TASK INSTRUCTIONS =
Identify every line in the records below that contains the word "text", and copy each of those lines.

* * *

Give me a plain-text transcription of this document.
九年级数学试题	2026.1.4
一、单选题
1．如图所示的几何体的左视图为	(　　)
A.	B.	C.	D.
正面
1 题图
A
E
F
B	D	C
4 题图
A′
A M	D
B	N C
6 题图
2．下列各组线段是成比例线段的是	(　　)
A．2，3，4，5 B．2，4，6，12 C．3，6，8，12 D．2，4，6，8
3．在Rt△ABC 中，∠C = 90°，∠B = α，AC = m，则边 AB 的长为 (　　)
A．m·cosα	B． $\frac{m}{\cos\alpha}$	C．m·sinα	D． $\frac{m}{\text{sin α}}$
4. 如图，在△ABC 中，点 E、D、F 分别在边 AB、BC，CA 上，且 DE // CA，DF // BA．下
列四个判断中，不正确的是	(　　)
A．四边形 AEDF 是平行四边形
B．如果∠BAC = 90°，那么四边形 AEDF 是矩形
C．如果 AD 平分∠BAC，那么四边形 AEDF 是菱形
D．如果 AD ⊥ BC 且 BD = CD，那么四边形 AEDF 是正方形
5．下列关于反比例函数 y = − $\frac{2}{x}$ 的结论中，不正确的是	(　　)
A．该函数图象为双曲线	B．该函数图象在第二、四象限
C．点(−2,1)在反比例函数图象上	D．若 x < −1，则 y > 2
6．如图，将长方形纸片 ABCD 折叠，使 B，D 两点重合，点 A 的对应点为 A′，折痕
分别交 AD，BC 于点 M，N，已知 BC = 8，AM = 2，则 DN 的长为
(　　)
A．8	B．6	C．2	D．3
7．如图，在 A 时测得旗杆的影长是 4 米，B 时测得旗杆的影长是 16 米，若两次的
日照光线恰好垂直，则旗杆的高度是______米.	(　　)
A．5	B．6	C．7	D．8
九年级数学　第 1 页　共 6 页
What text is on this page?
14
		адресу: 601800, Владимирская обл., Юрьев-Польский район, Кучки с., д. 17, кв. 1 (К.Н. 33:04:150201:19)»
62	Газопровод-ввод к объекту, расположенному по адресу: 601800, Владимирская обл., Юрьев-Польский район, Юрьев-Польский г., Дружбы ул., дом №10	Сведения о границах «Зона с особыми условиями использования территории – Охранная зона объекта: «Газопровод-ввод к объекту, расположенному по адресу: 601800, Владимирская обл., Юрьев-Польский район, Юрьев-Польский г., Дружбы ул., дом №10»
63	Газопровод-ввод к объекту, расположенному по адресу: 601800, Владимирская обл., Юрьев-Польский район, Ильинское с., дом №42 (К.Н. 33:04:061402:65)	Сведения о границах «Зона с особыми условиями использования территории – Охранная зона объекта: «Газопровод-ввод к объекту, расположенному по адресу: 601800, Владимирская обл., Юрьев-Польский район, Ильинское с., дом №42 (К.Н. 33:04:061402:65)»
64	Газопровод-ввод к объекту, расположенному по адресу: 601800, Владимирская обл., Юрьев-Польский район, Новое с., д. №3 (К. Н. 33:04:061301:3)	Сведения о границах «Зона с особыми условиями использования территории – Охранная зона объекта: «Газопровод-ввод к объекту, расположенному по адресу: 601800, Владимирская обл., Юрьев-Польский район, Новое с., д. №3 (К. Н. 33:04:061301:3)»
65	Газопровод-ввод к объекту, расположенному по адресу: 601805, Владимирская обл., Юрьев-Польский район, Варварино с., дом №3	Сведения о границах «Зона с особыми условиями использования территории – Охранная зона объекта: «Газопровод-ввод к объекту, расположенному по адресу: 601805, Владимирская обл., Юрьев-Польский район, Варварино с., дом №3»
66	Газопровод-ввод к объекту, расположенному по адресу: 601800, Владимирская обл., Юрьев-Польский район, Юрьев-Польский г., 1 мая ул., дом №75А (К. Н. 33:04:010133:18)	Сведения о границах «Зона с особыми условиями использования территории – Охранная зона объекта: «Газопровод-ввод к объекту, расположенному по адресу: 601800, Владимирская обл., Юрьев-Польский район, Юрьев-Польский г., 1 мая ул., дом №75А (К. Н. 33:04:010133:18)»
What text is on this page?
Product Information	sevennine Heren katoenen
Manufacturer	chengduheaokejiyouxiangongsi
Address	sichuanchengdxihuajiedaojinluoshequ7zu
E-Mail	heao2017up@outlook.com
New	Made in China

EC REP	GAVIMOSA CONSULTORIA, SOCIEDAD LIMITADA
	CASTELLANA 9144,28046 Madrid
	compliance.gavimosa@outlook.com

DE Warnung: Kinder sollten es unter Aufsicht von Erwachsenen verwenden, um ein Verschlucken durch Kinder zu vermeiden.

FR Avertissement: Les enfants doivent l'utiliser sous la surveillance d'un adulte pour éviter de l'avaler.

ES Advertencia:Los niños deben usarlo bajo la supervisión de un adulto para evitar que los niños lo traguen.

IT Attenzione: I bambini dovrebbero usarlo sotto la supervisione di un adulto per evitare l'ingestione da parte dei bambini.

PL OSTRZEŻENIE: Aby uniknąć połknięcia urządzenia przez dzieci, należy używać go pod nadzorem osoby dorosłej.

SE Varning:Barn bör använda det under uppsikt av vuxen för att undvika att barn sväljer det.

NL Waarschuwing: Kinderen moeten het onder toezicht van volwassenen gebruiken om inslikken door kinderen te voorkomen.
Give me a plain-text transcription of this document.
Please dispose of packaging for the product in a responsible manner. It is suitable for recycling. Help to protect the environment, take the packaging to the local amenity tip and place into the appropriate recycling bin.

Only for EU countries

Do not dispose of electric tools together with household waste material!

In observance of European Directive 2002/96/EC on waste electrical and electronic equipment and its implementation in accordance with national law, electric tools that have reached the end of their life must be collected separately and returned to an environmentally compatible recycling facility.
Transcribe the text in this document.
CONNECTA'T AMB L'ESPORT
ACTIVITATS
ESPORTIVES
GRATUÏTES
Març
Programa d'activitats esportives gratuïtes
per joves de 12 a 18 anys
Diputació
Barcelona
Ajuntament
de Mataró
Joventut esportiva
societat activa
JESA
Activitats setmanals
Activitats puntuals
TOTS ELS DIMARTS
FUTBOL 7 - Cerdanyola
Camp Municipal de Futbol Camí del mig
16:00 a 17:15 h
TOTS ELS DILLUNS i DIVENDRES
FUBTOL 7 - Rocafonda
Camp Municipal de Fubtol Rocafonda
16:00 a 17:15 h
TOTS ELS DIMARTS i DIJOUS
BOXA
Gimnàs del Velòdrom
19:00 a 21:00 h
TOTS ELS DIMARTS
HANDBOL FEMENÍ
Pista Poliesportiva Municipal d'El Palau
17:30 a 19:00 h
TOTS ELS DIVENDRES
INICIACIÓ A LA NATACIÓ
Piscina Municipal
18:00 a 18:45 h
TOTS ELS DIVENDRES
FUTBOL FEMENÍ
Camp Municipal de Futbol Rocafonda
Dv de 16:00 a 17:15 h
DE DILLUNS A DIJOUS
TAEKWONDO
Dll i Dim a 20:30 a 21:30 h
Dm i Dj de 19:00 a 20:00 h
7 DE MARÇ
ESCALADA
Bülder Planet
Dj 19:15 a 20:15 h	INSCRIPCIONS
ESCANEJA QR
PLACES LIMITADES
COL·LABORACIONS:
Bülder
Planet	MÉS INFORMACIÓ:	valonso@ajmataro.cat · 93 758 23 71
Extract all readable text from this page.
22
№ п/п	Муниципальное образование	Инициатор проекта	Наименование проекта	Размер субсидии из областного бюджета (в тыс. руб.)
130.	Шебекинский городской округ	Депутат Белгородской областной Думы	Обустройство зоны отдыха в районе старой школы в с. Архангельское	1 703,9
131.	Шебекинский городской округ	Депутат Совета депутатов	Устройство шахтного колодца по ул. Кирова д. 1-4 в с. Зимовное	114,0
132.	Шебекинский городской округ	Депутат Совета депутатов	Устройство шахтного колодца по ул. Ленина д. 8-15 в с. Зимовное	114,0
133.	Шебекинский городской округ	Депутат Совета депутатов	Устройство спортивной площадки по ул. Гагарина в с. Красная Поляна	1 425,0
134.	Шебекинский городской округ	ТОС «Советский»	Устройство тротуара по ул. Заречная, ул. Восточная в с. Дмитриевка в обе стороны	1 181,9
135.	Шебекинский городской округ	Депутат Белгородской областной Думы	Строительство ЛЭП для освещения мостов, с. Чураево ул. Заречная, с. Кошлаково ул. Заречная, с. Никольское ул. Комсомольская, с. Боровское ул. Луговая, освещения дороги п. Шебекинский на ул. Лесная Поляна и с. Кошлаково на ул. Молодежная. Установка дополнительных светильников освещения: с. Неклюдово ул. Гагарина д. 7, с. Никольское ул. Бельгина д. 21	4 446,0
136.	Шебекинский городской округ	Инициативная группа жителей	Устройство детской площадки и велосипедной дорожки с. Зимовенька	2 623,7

* * *

RESULT FOR THIS TASK =
Give me a plain-text transcription of this document.
A．m·cosα	B． $\frac{m}{\cos\alpha}$	C．m·sinα	D． $\frac{m}{\text{sin α}}$
What text is on this page?
What text is on this page?
Give me a plain-text transcription of this document.
Transcribe the text in this document.
Extract all readable text from this page.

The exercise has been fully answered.